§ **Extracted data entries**
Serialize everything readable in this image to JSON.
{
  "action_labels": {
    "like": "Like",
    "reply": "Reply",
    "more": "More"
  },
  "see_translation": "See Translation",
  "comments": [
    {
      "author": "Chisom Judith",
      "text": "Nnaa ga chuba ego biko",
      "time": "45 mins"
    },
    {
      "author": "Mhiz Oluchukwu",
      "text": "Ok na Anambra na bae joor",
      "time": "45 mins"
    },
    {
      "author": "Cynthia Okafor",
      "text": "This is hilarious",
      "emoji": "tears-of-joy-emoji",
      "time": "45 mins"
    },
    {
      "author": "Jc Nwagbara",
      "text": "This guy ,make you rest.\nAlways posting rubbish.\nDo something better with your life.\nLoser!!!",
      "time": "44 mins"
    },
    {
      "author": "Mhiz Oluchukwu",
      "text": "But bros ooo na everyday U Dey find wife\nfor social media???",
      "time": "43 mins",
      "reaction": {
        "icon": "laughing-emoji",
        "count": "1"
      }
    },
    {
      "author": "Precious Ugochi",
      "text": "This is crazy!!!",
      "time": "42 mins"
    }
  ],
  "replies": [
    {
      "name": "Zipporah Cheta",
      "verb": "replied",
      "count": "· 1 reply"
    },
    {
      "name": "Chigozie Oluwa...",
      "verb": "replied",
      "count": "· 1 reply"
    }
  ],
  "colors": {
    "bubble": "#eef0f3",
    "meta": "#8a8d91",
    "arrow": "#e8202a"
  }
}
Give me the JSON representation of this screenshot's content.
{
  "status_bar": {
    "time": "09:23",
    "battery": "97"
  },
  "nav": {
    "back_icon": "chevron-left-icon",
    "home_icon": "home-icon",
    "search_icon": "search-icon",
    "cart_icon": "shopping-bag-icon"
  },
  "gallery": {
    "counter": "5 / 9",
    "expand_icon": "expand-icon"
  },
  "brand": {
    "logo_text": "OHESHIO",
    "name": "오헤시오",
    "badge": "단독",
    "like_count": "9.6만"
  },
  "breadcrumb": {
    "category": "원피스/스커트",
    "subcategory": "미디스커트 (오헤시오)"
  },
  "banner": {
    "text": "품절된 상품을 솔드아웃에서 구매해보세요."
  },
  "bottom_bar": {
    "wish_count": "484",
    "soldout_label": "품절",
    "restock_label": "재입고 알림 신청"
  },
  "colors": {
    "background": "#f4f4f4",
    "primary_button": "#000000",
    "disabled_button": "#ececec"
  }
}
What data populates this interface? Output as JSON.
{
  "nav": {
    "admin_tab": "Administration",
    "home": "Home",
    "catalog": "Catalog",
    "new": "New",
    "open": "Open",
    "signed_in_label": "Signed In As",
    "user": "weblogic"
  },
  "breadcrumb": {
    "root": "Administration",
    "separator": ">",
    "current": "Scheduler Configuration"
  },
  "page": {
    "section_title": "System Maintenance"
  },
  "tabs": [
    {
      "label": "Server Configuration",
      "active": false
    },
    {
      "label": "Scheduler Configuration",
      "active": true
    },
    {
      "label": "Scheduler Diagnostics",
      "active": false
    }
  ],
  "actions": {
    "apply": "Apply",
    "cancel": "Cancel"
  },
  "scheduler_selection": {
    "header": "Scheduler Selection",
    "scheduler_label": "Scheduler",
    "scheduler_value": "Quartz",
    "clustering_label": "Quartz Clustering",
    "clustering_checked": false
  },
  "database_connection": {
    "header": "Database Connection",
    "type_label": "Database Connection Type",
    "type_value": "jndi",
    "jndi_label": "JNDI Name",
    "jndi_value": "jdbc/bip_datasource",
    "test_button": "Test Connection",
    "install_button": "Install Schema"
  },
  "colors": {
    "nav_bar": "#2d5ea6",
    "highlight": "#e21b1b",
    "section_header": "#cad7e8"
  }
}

§ **To do**
Please reproduce each record precisely as written.

§ **Solution for this task**
Serialize everything readable in this image to JSON.
{
  "action_labels": {
    "like": "Like",
    "reply": "Reply",
    "more": "More"
  },
  "see_translation": "See Translation",
  "comments": [
    {
      "author": "Chisom Judith",
      "text": "Nnaa ga chuba ego biko",
      "time": "45 mins"
    },
    {
      "author": "Mhiz Oluchukwu",
      "text": "Ok na Anambra na bae joor",
      "time": "45 mins"
    },
    {
      "author": "Cynthia Okafor",
      "text": "This is hilarious",
      "emoji": "tears-of-joy-emoji",
      "time": "45 mins"
    },
    {
      "author": "Jc Nwagbara",
      "text": "This guy ,make you rest.\nAlways posting rubbish.\nDo something better with your life.\nLoser!!!",
      "time": "44 mins"
    },
    {
      "author": "Mhiz Oluchukwu",
      "text": "But bros ooo na everyday U Dey find wife\nfor social media???",
      "time": "43 mins",
      "reaction": {
        "icon": "laughing-emoji",
        "count": "1"
      }
    },
    {
      "author": "Precious Ugochi",
      "text": "This is crazy!!!",
      "time": "42 mins"
    }
  ],
  "replies": [
    {
      "name": "Zipporah Cheta",
      "verb": "replied",
      "count": "· 1 reply"
    },
    {
      "name": "Chigozie Oluwa...",
      "verb": "replied",
      "count": "· 1 reply"
    }
  ],
  "colors": {
    "bubble": "#eef0f3",
    "meta": "#8a8d91",
    "arrow": "#e8202a"
  }
}
Give me the JSON representation of this screenshot's content.
{
  "status_bar": {
    "time": "09:23",
    "battery": "97"
  },
  "nav": {
    "back_icon": "chevron-left-icon",
    "home_icon": "home-icon",
    "search_icon": "search-icon",
    "cart_icon": "shopping-bag-icon"
  },
  "gallery": {
    "counter": "5 / 9",
    "expand_icon": "expand-icon"
  },
  "brand": {
    "logo_text": "OHESHIO",
    "name": "오헤시오",
    "badge": "단독",
    "like_count": "9.6만"
  },
  "breadcrumb": {
    "category": "원피스/스커트",
    "subcategory": "미디스커트 (오헤시오)"
  },
  "banner": {
    "text": "품절된 상품을 솔드아웃에서 구매해보세요."
  },
  "bottom_bar": {
    "wish_count": "484",
    "soldout_label": "품절",
    "restock_label": "재입고 알림 신청"
  },
  "colors": {
    "background": "#f4f4f4",
    "primary_button": "#000000",
    "disabled_button": "#ececec"
  }
}
What data populates this interface? Output as JSON.
{
  "nav": {
    "admin_tab": "Administration",
    "home": "Home",
    "catalog": "Catalog",
    "new": "New",
    "open": "Open",
    "signed_in_label": "Signed In As",
    "user": "weblogic"
  },
  "breadcrumb": {
    "root": "Administration",
    "separator": ">",
    "current": "Scheduler Configuration"
  },
  "page": {
    "section_title": "System Maintenance"
  },
  "tabs": [
    {
      "label": "Server Configuration",
      "active": false
    },
    {
      "label": "Scheduler Configuration",
      "active": true
    },
    {
      "label": "Scheduler Diagnostics",
      "active": false
    }
  ],
  "actions": {
    "apply": "Apply",
    "cancel": "Cancel"
  },
  "scheduler_selection": {
    "header": "Scheduler Selection",
    "scheduler_label": "Scheduler",
    "scheduler_value": "Quartz",
    "clustering_label": "Quartz Clustering",
    "clustering_checked": false
  },
  "database_connection": {
    "header": "Database Connection",
    "type_label": "Database Connection Type",
    "type_value": "jndi",
    "jndi_label": "JNDI Name",
    "jndi_value": "jdbc/bip_datasource",
    "test_button": "Test Connection",
    "install_button": "Install Schema"
  },
  "colors": {
    "nav_bar": "#2d5ea6",
    "highlight": "#e21b1b",
    "section_header": "#cad7e8"
  }
}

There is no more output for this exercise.